**Dataset items:**

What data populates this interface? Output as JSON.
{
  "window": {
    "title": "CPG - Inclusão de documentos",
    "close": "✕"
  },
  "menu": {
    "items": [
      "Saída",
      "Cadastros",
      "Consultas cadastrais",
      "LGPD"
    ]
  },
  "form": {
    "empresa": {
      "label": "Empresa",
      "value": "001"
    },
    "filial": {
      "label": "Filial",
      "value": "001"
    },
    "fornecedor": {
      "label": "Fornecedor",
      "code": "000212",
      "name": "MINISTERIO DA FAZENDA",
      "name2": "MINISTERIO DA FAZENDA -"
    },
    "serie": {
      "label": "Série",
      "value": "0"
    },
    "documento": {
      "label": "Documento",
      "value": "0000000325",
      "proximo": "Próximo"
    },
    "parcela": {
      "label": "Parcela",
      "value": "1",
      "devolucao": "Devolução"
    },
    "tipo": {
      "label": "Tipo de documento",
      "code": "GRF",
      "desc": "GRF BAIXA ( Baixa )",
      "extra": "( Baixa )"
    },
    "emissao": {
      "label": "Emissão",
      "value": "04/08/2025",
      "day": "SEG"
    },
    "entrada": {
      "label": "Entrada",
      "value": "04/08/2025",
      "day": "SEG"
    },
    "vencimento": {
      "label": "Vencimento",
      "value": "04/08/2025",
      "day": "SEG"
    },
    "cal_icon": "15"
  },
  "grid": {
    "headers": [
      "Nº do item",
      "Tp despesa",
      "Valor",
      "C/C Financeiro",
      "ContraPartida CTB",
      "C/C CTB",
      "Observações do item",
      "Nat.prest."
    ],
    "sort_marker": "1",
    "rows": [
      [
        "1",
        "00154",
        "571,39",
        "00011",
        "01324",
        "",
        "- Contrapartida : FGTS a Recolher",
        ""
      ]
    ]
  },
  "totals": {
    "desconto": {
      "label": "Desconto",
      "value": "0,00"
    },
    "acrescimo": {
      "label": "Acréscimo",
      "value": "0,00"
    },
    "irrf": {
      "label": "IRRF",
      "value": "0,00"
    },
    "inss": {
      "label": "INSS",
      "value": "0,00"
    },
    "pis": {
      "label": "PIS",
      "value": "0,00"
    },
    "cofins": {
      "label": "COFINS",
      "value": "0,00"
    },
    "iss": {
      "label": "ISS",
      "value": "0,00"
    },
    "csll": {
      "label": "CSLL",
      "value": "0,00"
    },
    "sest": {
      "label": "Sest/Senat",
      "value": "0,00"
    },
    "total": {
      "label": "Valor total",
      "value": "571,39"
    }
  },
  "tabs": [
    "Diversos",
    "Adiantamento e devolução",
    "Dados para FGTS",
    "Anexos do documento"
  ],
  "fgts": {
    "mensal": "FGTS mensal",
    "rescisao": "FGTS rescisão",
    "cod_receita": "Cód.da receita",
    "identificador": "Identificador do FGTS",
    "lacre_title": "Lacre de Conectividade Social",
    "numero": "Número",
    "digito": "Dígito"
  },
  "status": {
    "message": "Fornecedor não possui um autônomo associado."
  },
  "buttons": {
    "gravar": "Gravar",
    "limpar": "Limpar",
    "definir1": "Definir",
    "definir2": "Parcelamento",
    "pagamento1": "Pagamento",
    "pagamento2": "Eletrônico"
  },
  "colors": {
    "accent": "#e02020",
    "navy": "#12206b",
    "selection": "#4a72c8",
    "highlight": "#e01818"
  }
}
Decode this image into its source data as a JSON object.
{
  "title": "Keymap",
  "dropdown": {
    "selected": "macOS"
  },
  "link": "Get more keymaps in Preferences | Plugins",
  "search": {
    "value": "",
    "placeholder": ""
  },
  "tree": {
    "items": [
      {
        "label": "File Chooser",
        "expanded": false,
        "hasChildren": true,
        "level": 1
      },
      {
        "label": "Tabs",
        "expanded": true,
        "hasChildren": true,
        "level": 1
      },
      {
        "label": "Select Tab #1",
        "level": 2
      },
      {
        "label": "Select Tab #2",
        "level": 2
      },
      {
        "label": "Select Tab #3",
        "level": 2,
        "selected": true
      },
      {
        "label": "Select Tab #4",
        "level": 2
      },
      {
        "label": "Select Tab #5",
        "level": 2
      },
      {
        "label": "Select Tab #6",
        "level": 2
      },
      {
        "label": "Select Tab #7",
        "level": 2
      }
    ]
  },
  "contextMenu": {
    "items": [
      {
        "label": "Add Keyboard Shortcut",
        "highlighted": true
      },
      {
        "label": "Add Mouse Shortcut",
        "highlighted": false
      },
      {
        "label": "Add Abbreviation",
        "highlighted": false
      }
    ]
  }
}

**Work to be completed:**
Extract all of the data above and output it character for character.

**Output:**
What data populates this interface? Output as JSON.
{
  "window": {
    "title": "CPG - Inclusão de documentos",
    "close": "✕"
  },
  "menu": {
    "items": [
      "Saída",
      "Cadastros",
      "Consultas cadastrais",
      "LGPD"
    ]
  },
  "form": {
    "empresa": {
      "label": "Empresa",
      "value": "001"
    },
    "filial": {
      "label": "Filial",
      "value": "001"
    },
    "fornecedor": {
      "label": "Fornecedor",
      "code": "000212",
      "name": "MINISTERIO DA FAZENDA",
      "name2": "MINISTERIO DA FAZENDA -"
    },
    "serie": {
      "label": "Série",
      "value": "0"
    },
    "documento": {
      "label": "Documento",
      "value": "0000000325",
      "proximo": "Próximo"
    },
    "parcela": {
      "label": "Parcela",
      "value": "1",
      "devolucao": "Devolução"
    },
    "tipo": {
      "label": "Tipo de documento",
      "code": "GRF",
      "desc": "GRF BAIXA ( Baixa )",
      "extra": "( Baixa )"
    },
    "emissao": {
      "label": "Emissão",
      "value": "04/08/2025",
      "day": "SEG"
    },
    "entrada": {
      "label": "Entrada",
      "value": "04/08/2025",
      "day": "SEG"
    },
    "vencimento": {
      "label": "Vencimento",
      "value": "04/08/2025",
      "day": "SEG"
    },
    "cal_icon": "15"
  },
  "grid": {
    "headers": [
      "Nº do item",
      "Tp despesa",
      "Valor",
      "C/C Financeiro",
      "ContraPartida CTB",
      "C/C CTB",
      "Observações do item",
      "Nat.prest."
    ],
    "sort_marker": "1",
    "rows": [
      [
        "1",
        "00154",
        "571,39",
        "00011",
        "01324",
        "",
        "- Contrapartida : FGTS a Recolher",
        ""
      ]
    ]
  },
  "totals": {
    "desconto": {
      "label": "Desconto",
      "value": "0,00"
    },
    "acrescimo": {
      "label": "Acréscimo",
      "value": "0,00"
    },
    "irrf": {
      "label": "IRRF",
      "value": "0,00"
    },
    "inss": {
      "label": "INSS",
      "value": "0,00"
    },
    "pis": {
      "label": "PIS",
      "value": "0,00"
    },
    "cofins": {
      "label": "COFINS",
      "value": "0,00"
    },
    "iss": {
      "label": "ISS",
      "value": "0,00"
    },
    "csll": {
      "label": "CSLL",
      "value": "0,00"
    },
    "sest": {
      "label": "Sest/Senat",
      "value": "0,00"
    },
    "total": {
      "label": "Valor total",
      "value": "571,39"
    }
  },
  "tabs": [
    "Diversos",
    "Adiantamento e devolução",
    "Dados para FGTS",
    "Anexos do documento"
  ],
  "fgts": {
    "mensal": "FGTS mensal",
    "rescisao": "FGTS rescisão",
    "cod_receita": "Cód.da receita",
    "identificador": "Identificador do FGTS",
    "lacre_title": "Lacre de Conectividade Social",
    "numero": "Número",
    "digito": "Dígito"
  },
  "status": {
    "message": "Fornecedor não possui um autônomo associado."
  },
  "buttons": {
    "gravar": "Gravar",
    "limpar": "Limpar",
    "definir1": "Definir",
    "definir2": "Parcelamento",
    "pagamento1": "Pagamento",
    "pagamento2": "Eletrônico"
  },
  "colors": {
    "accent": "#e02020",
    "navy": "#12206b",
    "selection": "#4a72c8",
    "highlight": "#e01818"
  }
}
Decode this image into its source data as a JSON object.
{
  "title": "Keymap",
  "dropdown": {
    "selected": "macOS"
  },
  "link": "Get more keymaps in Preferences | Plugins",
  "search": {
    "value": "",
    "placeholder": ""
  },
  "tree": {
    "items": [
      {
        "label": "File Chooser",
        "expanded": false,
        "hasChildren": true,
        "level": 1
      },
      {
        "label": "Tabs",
        "expanded": true,
        "hasChildren": true,
        "level": 1
      },
      {
        "label": "Select Tab #1",
        "level": 2
      },
      {
        "label": "Select Tab #2",
        "level": 2
      },
      {
        "label": "Select Tab #3",
        "level": 2,
        "selected": true
      },
      {
        "label": "Select Tab #4",
        "level": 2
      },
      {
        "label": "Select Tab #5",
        "level": 2
      },
      {
        "label": "Select Tab #6",
        "level": 2
      },
      {
        "label": "Select Tab #7",
        "level": 2
      }
    ]
  },
  "contextMenu": {
    "items": [
      {
        "label": "Add Keyboard Shortcut",
        "highlighted": true
      },
      {
        "label": "Add Mouse Shortcut",
        "highlighted": false
      },
      {
        "label": "Add Abbreviation",
        "highlighted": false
      }
    ]
  }
}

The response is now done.